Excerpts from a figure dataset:
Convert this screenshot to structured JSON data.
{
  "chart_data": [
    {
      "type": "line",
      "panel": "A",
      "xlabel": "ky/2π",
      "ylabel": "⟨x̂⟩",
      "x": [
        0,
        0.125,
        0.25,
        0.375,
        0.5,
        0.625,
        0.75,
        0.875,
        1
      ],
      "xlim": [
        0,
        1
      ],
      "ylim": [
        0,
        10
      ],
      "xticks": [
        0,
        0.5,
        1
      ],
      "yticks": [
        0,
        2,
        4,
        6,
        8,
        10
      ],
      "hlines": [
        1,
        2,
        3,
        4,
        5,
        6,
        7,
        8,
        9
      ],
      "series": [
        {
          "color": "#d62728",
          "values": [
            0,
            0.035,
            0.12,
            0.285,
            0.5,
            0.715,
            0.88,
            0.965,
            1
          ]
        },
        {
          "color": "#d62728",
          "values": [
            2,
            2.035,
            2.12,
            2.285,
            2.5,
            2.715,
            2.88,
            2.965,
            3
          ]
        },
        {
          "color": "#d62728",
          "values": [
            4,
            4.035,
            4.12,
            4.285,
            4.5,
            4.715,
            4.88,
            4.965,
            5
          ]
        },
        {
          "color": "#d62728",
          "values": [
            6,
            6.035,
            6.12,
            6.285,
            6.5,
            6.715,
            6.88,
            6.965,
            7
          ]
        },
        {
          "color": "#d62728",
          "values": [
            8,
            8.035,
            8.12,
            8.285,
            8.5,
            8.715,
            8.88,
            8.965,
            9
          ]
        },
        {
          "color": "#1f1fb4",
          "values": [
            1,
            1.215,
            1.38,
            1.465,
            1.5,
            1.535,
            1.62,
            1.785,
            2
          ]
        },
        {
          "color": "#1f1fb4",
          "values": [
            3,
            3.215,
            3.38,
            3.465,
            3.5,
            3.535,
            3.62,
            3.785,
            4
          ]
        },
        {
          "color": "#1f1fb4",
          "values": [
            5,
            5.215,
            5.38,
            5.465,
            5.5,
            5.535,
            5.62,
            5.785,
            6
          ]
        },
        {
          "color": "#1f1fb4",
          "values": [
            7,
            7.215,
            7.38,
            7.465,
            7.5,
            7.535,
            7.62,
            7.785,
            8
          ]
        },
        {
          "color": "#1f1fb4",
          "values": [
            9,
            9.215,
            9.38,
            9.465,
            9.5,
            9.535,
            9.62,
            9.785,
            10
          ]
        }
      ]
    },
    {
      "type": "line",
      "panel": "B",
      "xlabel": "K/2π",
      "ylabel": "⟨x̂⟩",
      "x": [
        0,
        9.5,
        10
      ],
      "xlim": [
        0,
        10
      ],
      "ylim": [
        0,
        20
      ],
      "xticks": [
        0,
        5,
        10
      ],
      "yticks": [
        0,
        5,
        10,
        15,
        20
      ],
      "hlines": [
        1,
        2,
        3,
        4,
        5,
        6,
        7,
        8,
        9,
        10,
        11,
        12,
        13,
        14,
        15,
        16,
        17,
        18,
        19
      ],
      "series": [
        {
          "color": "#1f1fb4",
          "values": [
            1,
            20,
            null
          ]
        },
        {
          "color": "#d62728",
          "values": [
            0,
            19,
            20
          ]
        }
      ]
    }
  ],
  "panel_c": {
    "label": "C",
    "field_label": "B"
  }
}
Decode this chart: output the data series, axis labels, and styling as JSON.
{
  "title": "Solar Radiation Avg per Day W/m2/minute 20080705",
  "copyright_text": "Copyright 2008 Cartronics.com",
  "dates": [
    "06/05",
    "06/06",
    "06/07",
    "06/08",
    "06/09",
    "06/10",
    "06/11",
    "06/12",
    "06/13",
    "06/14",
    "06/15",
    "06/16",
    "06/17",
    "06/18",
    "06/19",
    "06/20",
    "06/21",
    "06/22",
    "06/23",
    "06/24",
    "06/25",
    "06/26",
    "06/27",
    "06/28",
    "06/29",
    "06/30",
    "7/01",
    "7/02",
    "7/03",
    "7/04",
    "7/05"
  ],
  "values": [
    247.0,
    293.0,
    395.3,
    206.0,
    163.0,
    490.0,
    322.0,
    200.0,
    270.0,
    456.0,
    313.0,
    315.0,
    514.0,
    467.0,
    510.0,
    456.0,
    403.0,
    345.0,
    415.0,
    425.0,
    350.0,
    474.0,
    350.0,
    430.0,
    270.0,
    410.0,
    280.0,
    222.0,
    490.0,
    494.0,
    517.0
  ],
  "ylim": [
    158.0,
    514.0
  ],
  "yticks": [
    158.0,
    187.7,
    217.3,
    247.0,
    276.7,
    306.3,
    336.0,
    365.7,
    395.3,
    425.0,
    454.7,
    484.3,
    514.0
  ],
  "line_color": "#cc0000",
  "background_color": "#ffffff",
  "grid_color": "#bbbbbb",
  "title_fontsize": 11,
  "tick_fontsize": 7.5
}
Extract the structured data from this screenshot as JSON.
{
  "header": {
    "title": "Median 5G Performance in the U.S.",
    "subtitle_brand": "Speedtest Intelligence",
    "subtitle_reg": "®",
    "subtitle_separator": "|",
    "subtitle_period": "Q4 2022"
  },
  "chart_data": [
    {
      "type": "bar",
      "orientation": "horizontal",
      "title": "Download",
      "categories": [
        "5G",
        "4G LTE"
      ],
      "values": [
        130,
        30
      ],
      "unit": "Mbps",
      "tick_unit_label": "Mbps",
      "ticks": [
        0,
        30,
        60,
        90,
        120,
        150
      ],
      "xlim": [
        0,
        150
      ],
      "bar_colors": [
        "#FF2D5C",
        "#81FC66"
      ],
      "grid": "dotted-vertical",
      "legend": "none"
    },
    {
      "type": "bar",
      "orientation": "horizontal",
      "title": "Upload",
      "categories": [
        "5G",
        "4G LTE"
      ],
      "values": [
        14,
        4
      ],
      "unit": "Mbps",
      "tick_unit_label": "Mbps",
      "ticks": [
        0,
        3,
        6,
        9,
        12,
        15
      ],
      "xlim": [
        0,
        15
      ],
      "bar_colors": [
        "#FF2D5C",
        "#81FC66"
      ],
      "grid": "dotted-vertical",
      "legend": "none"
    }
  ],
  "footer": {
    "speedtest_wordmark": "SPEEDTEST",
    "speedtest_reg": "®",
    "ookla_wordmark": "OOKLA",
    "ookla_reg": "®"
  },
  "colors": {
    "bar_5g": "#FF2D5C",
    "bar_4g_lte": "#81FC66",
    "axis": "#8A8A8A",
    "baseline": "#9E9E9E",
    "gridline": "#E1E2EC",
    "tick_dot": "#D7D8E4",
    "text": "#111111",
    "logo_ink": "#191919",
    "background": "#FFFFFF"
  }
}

■ **Given problem**: Reproduce each record exactly as it appears.

■ **Result for this task**:
Convert this screenshot to structured JSON data.
{
  "chart_data": [
    {
      "type": "line",
      "panel": "A",
      "xlabel": "ky/2π",
      "ylabel": "⟨x̂⟩",
      "x": [
        0,
        0.125,
        0.25,
        0.375,
        0.5,
        0.625,
        0.75,
        0.875,
        1
      ],
      "xlim": [
        0,
        1
      ],
      "ylim": [
        0,
        10
      ],
      "xticks": [
        0,
        0.5,
        1
      ],
      "yticks": [
        0,
        2,
        4,
        6,
        8,
        10
      ],
      "hlines": [
        1,
        2,
        3,
        4,
        5,
        6,
        7,
        8,
        9
      ],
      "series": [
        {
          "color": "#d62728",
          "values": [
            0,
            0.035,
            0.12,
            0.285,
            0.5,
            0.715,
            0.88,
            0.965,
            1
          ]
        },
        {
          "color": "#d62728",
          "values": [
            2,
            2.035,
            2.12,
            2.285,
            2.5,
            2.715,
            2.88,
            2.965,
            3
          ]
        },
        {
          "color": "#d62728",
          "values": [
            4,
            4.035,
            4.12,
            4.285,
            4.5,
            4.715,
            4.88,
            4.965,
            5
          ]
        },
        {
          "color": "#d62728",
          "values": [
            6,
            6.035,
            6.12,
            6.285,
            6.5,
            6.715,
            6.88,
            6.965,
            7
          ]
        },
        {
          "color": "#d62728",
          "values": [
            8,
            8.035,
            8.12,
            8.285,
            8.5,
            8.715,
            8.88,
            8.965,
            9
          ]
        },
        {
          "color": "#1f1fb4",
          "values": [
            1,
            1.215,
            1.38,
            1.465,
            1.5,
            1.535,
            1.62,
            1.785,
            2
          ]
        },
        {
          "color": "#1f1fb4",
          "values": [
            3,
            3.215,
            3.38,
            3.465,
            3.5,
            3.535,
            3.62,
            3.785,
            4
          ]
        },
        {
          "color": "#1f1fb4",
          "values": [
            5,
            5.215,
            5.38,
            5.465,
            5.5,
            5.535,
            5.62,
            5.785,
            6
          ]
        },
        {
          "color": "#1f1fb4",
          "values": [
            7,
            7.215,
            7.38,
            7.465,
            7.5,
            7.535,
            7.62,
            7.785,
            8
          ]
        },
        {
          "color": "#1f1fb4",
          "values": [
            9,
            9.215,
            9.38,
            9.465,
            9.5,
            9.535,
            9.62,
            9.785,
            10
          ]
        }
      ]
    },
    {
      "type": "line",
      "panel": "B",
      "xlabel": "K/2π",
      "ylabel": "⟨x̂⟩",
      "x": [
        0,
        9.5,
        10
      ],
      "xlim": [
        0,
        10
      ],
      "ylim": [
        0,
        20
      ],
      "xticks": [
        0,
        5,
        10
      ],
      "yticks": [
        0,
        5,
        10,
        15,
        20
      ],
      "hlines": [
        1,
        2,
        3,
        4,
        5,
        6,
        7,
        8,
        9,
        10,
        11,
        12,
        13,
        14,
        15,
        16,
        17,
        18,
        19
      ],
      "series": [
        {
          "color": "#1f1fb4",
          "values": [
            1,
            20,
            null
          ]
        },
        {
          "color": "#d62728",
          "values": [
            0,
            19,
            20
          ]
        }
      ]
    }
  ],
  "panel_c": {
    "label": "C",
    "field_label": "B"
  }
}
Decode this chart: output the data series, axis labels, and styling as JSON.
{
  "title": "Solar Radiation Avg per Day W/m2/minute 20080705",
  "copyright_text": "Copyright 2008 Cartronics.com",
  "dates": [
    "06/05",
    "06/06",
    "06/07",
    "06/08",
    "06/09",
    "06/10",
    "06/11",
    "06/12",
    "06/13",
    "06/14",
    "06/15",
    "06/16",
    "06/17",
    "06/18",
    "06/19",
    "06/20",
    "06/21",
    "06/22",
    "06/23",
    "06/24",
    "06/25",
    "06/26",
    "06/27",
    "06/28",
    "06/29",
    "06/30",
    "7/01",
    "7/02",
    "7/03",
    "7/04",
    "7/05"
  ],
  "values": [
    247.0,
    293.0,
    395.3,
    206.0,
    163.0,
    490.0,
    322.0,
    200.0,
    270.0,
    456.0,
    313.0,
    315.0,
    514.0,
    467.0,
    510.0,
    456.0,
    403.0,
    345.0,
    415.0,
    425.0,
    350.0,
    474.0,
    350.0,
    430.0,
    270.0,
    410.0,
    280.0,
    222.0,
    490.0,
    494.0,
    517.0
  ],
  "ylim": [
    158.0,
    514.0
  ],
  "yticks": [
    158.0,
    187.7,
    217.3,
    247.0,
    276.7,
    306.3,
    336.0,
    365.7,
    395.3,
    425.0,
    454.7,
    484.3,
    514.0
  ],
  "line_color": "#cc0000",
  "background_color": "#ffffff",
  "grid_color": "#bbbbbb",
  "title_fontsize": 11,
  "tick_fontsize": 7.5
}
Extract the structured data from this screenshot as JSON.
{
  "header": {
    "title": "Median 5G Performance in the U.S.",
    "subtitle_brand": "Speedtest Intelligence",
    "subtitle_reg": "®",
    "subtitle_separator": "|",
    "subtitle_period": "Q4 2022"
  },
  "chart_data": [
    {
      "type": "bar",
      "orientation": "horizontal",
      "title": "Download",
      "categories": [
        "5G",
        "4G LTE"
      ],
      "values": [
        130,
        30
      ],
      "unit": "Mbps",
      "tick_unit_label": "Mbps",
      "ticks": [
        0,
        30,
        60,
        90,
        120,
        150
      ],
      "xlim": [
        0,
        150
      ],
      "bar_colors": [
        "#FF2D5C",
        "#81FC66"
      ],
      "grid": "dotted-vertical",
      "legend": "none"
    },
    {
      "type": "bar",
      "orientation": "horizontal",
      "title": "Upload",
      "categories": [
        "5G",
        "4G LTE"
      ],
      "values": [
        14,
        4
      ],
      "unit": "Mbps",
      "tick_unit_label": "Mbps",
      "ticks": [
        0,
        3,
        6,
        9,
        12,
        15
      ],
      "xlim": [
        0,
        15
      ],
      "bar_colors": [
        "#FF2D5C",
        "#81FC66"
      ],
      "grid": "dotted-vertical",
      "legend": "none"
    }
  ],
  "footer": {
    "speedtest_wordmark": "SPEEDTEST",
    "speedtest_reg": "®",
    "ookla_wordmark": "OOKLA",
    "ookla_reg": "®"
  },
  "colors": {
    "bar_5g": "#FF2D5C",
    "bar_4g_lte": "#81FC66",
    "axis": "#8A8A8A",
    "baseline": "#9E9E9E",
    "gridline": "#E1E2EC",
    "tick_dot": "#D7D8E4",
    "text": "#111111",
    "logo_ink": "#191919",
    "background": "#FFFFFF"
  }
}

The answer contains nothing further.